Directions for this task. In the listing below, how many lines contain the word "xlabel"? Please respond with the number only.

Record list.
(begin)

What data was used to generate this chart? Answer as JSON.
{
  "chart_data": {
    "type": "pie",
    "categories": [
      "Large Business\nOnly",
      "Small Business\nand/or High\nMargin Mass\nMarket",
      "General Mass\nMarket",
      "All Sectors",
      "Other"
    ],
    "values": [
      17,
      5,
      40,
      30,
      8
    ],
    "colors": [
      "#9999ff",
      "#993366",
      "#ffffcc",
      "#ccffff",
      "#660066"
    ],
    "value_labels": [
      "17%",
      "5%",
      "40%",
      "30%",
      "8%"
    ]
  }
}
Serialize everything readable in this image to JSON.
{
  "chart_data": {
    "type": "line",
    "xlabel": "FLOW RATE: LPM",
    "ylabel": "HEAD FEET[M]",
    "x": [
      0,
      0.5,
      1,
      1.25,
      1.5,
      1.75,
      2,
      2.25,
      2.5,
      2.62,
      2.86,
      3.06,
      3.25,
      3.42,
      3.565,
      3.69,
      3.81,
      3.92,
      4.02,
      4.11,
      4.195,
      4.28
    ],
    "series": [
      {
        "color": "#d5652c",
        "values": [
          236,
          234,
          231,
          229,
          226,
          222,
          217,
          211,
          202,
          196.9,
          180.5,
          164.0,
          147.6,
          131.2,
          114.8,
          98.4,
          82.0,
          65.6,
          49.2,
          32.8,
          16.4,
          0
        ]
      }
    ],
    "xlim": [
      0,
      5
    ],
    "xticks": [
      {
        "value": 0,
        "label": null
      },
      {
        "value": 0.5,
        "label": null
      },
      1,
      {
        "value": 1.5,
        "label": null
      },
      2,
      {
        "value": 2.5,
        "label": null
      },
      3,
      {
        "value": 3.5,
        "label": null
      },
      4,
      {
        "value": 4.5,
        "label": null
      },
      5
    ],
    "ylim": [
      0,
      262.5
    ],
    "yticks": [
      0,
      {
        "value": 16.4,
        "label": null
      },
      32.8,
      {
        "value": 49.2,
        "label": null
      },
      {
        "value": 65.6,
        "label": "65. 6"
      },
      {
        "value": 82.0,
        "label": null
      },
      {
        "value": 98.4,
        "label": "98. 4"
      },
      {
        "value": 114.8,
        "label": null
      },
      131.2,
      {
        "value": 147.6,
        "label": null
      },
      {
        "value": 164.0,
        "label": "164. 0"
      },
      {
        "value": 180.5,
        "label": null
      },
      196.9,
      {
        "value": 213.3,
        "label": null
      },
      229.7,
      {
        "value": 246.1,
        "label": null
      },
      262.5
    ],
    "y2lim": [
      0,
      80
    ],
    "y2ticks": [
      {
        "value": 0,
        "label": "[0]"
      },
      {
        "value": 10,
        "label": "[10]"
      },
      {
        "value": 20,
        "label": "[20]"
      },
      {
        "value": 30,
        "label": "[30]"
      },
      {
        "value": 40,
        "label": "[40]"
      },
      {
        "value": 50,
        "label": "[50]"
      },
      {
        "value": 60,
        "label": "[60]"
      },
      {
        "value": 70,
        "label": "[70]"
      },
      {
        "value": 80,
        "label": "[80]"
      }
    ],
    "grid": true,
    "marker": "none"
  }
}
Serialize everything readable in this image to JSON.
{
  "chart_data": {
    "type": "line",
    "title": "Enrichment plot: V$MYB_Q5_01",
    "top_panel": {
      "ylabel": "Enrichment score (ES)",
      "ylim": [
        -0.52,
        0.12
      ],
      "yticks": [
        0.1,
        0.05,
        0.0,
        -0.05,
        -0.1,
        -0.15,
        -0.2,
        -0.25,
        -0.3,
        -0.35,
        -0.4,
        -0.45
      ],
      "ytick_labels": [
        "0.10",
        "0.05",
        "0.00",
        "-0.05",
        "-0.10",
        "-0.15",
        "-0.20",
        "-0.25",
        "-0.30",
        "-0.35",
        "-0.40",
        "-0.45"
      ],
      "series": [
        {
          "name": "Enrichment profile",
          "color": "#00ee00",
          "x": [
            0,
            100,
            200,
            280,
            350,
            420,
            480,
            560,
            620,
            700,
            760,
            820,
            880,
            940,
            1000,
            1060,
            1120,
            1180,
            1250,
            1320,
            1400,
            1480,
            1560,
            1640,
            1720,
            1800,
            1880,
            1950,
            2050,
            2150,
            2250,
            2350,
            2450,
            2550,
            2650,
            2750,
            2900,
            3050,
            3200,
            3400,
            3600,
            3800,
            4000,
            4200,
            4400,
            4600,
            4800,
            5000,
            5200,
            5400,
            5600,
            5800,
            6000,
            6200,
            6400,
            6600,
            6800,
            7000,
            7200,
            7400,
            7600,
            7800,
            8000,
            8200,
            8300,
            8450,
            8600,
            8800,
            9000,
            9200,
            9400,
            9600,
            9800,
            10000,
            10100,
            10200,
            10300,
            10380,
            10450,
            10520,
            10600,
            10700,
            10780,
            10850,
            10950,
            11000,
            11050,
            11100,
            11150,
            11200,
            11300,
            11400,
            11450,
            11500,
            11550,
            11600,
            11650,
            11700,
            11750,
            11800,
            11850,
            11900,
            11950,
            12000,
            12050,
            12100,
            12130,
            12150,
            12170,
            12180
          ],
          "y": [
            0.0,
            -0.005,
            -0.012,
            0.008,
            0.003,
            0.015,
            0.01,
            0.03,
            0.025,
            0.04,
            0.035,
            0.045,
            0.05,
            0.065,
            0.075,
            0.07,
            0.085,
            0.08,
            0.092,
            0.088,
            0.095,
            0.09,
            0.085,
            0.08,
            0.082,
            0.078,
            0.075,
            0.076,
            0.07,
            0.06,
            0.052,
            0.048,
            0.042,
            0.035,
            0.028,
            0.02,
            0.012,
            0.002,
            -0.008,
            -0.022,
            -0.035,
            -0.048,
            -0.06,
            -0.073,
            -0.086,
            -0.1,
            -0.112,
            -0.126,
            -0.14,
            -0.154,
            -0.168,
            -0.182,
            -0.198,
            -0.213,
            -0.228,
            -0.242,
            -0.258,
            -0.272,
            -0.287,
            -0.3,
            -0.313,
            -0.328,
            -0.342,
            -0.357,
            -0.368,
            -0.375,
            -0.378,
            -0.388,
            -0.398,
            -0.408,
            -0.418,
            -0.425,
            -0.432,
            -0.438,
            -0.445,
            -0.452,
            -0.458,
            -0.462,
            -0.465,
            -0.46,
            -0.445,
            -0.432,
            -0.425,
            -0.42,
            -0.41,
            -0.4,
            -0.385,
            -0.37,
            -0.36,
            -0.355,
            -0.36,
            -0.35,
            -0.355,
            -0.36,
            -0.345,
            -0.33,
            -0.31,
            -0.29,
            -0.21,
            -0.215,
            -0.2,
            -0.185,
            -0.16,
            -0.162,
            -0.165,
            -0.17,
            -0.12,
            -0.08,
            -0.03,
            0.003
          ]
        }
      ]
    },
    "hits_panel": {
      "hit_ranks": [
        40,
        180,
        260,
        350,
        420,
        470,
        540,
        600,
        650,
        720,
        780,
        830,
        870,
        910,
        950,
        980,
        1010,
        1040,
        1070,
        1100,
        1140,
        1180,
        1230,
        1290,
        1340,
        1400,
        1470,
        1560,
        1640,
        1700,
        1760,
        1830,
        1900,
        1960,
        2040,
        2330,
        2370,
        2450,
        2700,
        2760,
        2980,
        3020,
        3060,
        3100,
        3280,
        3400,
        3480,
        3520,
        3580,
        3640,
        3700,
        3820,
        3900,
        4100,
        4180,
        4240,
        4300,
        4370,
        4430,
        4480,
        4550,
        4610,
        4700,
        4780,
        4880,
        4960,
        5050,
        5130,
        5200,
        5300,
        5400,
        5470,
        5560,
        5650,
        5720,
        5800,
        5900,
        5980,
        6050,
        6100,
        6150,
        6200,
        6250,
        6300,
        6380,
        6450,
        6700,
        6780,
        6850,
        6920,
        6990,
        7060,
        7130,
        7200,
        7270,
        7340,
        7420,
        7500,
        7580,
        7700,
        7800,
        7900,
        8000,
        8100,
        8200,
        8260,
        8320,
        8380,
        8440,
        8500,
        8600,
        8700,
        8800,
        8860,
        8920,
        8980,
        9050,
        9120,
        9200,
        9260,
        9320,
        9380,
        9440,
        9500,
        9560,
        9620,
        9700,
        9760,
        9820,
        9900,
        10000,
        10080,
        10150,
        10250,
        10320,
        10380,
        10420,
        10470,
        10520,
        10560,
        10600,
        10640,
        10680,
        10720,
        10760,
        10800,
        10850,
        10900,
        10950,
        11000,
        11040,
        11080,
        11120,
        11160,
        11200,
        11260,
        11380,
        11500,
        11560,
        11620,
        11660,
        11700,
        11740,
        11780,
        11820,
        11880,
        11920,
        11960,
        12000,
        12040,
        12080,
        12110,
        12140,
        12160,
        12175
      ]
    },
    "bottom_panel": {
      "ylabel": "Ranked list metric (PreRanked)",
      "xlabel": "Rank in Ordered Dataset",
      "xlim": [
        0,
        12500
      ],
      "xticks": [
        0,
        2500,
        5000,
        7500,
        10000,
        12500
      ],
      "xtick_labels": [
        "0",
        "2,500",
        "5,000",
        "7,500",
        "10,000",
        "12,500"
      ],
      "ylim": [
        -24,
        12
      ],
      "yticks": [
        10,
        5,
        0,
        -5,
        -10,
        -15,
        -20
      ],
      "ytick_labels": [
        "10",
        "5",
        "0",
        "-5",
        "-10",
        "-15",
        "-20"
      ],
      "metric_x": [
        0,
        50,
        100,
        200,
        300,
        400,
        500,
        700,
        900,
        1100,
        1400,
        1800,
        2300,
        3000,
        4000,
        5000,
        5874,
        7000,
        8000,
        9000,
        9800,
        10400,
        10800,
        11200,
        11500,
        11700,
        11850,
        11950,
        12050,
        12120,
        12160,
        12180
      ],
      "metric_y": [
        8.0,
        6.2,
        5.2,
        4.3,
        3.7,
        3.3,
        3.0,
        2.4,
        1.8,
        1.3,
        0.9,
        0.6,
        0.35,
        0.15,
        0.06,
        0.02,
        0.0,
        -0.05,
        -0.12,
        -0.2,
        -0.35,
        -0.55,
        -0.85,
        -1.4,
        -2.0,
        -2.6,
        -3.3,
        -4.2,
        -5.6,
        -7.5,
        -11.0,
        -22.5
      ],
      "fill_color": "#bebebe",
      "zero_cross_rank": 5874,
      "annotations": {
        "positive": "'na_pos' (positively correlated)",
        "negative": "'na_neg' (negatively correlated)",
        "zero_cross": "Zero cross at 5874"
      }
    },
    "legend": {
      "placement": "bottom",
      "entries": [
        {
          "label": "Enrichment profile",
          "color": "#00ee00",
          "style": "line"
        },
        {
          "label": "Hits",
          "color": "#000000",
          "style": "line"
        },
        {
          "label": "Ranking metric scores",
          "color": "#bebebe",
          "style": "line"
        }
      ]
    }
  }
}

(end)

The output. 2